Source data
----
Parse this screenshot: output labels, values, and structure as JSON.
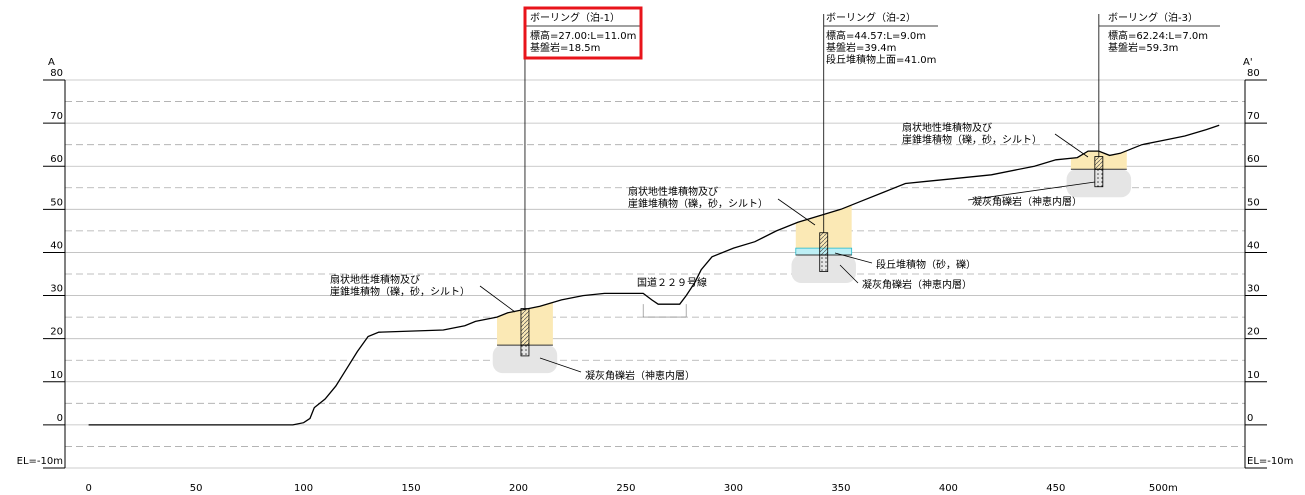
{
  "chart_data": {
    "type": "line",
    "color": "#000000",
    "section_start": "A",
    "section_end": "A'",
    "x": [
      0,
      95,
      100,
      103,
      105,
      110,
      115,
      120,
      125,
      130,
      135,
      165,
      170,
      175,
      180,
      190,
      195,
      200,
      210,
      220,
      230,
      240,
      258,
      262,
      265,
      275,
      278,
      282,
      285,
      290,
      300,
      310,
      320,
      330,
      340,
      350,
      360,
      370,
      380,
      390,
      400,
      420,
      440,
      450,
      460,
      465,
      470,
      475,
      480,
      490,
      500,
      510,
      520,
      526
    ],
    "values": [
      0,
      0,
      0.5,
      1.5,
      4,
      6,
      9,
      13,
      17,
      20.5,
      21.5,
      22,
      22.5,
      23,
      24,
      25,
      26,
      26.5,
      27.5,
      29,
      30,
      30.5,
      30.5,
      29,
      28,
      28,
      30,
      33,
      36,
      39,
      41,
      42.5,
      45,
      47,
      48.5,
      50,
      52,
      54,
      56,
      56.5,
      57,
      58,
      60,
      61.5,
      62,
      63.5,
      63.5,
      62.5,
      63,
      65,
      66,
      67,
      68.5,
      69.5
    ],
    "xlim": [
      -11,
      538
    ],
    "ylim": [
      -10,
      80
    ],
    "xticks": [
      0,
      50,
      100,
      150,
      200,
      250,
      300,
      350,
      400,
      450,
      {
        "value": 500,
        "label": "500m"
      }
    ],
    "yticks": [
      {
        "value": -10,
        "label": "EL=-10m"
      },
      0,
      10,
      20,
      30,
      40,
      50,
      60,
      70,
      80
    ],
    "yminor": [
      -5,
      5,
      15,
      25,
      35,
      45,
      55,
      65,
      75
    ],
    "grid": true,
    "boreholes": [
      {
        "title": "ボーリング（泊-1）",
        "lines": [
          "標高=27.00:L=11.0m",
          "基盤岩=18.5m"
        ],
        "x": 203,
        "top": 27.0,
        "depth": 11.0,
        "bedrock": 18.5,
        "highlight": "#e8141b"
      },
      {
        "title": "ボーリング（泊-2）",
        "lines": [
          "標高=44.57:L=9.0m",
          "基盤岩=39.4m",
          "段丘堆積物上面=41.0m"
        ],
        "x": 342,
        "top": 44.57,
        "depth": 9.0,
        "bedrock": 39.4,
        "terrace": 41.0
      },
      {
        "title": "ボーリング（泊-3）",
        "lines": [
          "標高=62.24:L=7.0m",
          "基盤岩=59.3m"
        ],
        "x": 470,
        "top": 62.24,
        "depth": 7.0,
        "bedrock": 59.3
      }
    ],
    "annotations": [
      [
        "扇状地性堆積物及び",
        "崖錐堆積物（礫，砂，シルト）"
      ],
      [
        "扇状地性堆積物及び",
        "崖錐堆積物（礫，砂，シルト）"
      ],
      [
        "扇状地性堆積物及び",
        "崖錐堆積物（礫，砂，シルト）"
      ],
      [
        "凝灰角礫岩（神恵内層）"
      ],
      [
        "段丘堆積物（砂，礫）"
      ],
      [
        "凝灰角礫岩（神恵内層）"
      ],
      [
        "凝灰角礫岩（神恵内層）"
      ],
      [
        "国道２２９号線"
      ]
    ]
  }
}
----
Request: Which lines in the data above contain "ボーリング"? Show each one.

Written answer:
        "title": "ボーリング（泊-1）",
        "title": "ボーリング（泊-2）",
        "title": "ボーリング（泊-3）",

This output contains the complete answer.